- [Short exercise]: Write out all of the entries exactly, please.

Dataset listings of figures:
====
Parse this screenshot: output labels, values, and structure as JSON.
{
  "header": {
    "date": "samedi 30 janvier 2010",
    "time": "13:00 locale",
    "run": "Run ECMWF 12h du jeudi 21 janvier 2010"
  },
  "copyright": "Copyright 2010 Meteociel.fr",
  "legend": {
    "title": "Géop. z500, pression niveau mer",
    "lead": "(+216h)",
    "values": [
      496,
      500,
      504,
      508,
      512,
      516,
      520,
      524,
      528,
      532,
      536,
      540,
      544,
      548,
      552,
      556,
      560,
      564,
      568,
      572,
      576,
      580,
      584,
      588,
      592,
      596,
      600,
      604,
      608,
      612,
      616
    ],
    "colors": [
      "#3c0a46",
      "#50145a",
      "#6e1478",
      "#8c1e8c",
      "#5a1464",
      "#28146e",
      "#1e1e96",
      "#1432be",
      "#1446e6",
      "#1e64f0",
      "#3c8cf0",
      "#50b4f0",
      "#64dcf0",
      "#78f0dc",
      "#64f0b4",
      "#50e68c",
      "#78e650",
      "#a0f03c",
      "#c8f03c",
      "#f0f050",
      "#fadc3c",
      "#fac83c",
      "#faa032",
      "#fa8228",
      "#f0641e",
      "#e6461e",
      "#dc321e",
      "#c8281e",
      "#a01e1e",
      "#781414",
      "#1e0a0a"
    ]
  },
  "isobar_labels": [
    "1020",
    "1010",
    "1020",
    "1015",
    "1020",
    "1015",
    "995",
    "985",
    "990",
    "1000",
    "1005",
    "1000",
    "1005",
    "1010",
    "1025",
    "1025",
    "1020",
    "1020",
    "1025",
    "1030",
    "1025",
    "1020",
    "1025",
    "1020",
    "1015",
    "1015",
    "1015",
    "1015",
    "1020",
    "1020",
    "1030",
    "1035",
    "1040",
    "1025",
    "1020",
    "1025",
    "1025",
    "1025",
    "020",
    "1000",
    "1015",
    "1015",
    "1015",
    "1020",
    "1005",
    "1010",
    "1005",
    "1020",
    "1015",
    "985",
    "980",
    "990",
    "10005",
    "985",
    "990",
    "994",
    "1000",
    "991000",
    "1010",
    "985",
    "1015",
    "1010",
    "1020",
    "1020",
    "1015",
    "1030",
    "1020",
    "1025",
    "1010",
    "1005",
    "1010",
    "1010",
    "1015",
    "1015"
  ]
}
====
- [Reply to the exercise]:
Parse this screenshot: output labels, values, and structure as JSON.
{
  "header": {
    "date": "samedi 30 janvier 2010",
    "time": "13:00 locale",
    "run": "Run ECMWF 12h du jeudi 21 janvier 2010"
  },
  "copyright": "Copyright 2010 Meteociel.fr",
  "legend": {
    "title": "Géop. z500, pression niveau mer",
    "lead": "(+216h)",
    "values": [
      496,
      500,
      504,
      508,
      512,
      516,
      520,
      524,
      528,
      532,
      536,
      540,
      544,
      548,
      552,
      556,
      560,
      564,
      568,
      572,
      576,
      580,
      584,
      588,
      592,
      596,
      600,
      604,
      608,
      612,
      616
    ],
    "colors": [
      "#3c0a46",
      "#50145a",
      "#6e1478",
      "#8c1e8c",
      "#5a1464",
      "#28146e",
      "#1e1e96",
      "#1432be",
      "#1446e6",
      "#1e64f0",
      "#3c8cf0",
      "#50b4f0",
      "#64dcf0",
      "#78f0dc",
      "#64f0b4",
      "#50e68c",
      "#78e650",
      "#a0f03c",
      "#c8f03c",
      "#f0f050",
      "#fadc3c",
      "#fac83c",
      "#faa032",
      "#fa8228",
      "#f0641e",
      "#e6461e",
      "#dc321e",
      "#c8281e",
      "#a01e1e",
      "#781414",
      "#1e0a0a"
    ]
  },
  "isobar_labels": [
    "1020",
    "1010",
    "1020",
    "1015",
    "1020",
    "1015",
    "995",
    "985",
    "990",
    "1000",
    "1005",
    "1000",
    "1005",
    "1010",
    "1025",
    "1025",
    "1020",
    "1020",
    "1025",
    "1030",
    "1025",
    "1020",
    "1025",
    "1020",
    "1015",
    "1015",
    "1015",
    "1015",
    "1020",
    "1020",
    "1030",
    "1035",
    "1040",
    "1025",
    "1020",
    "1025",
    "1025",
    "1025",
    "020",
    "1000",
    "1015",
    "1015",
    "1015",
    "1020",
    "1005",
    "1010",
    "1005",
    "1020",
    "1015",
    "985",
    "980",
    "990",
    "10005",
    "985",
    "990",
    "994",
    "1000",
    "991000",
    "1010",
    "985",
    "1015",
    "1010",
    "1020",
    "1020",
    "1015",
    "1030",
    "1020",
    "1025",
    "1010",
    "1005",
    "1010",
    "1010",
    "1015",
    "1015"
  ]
}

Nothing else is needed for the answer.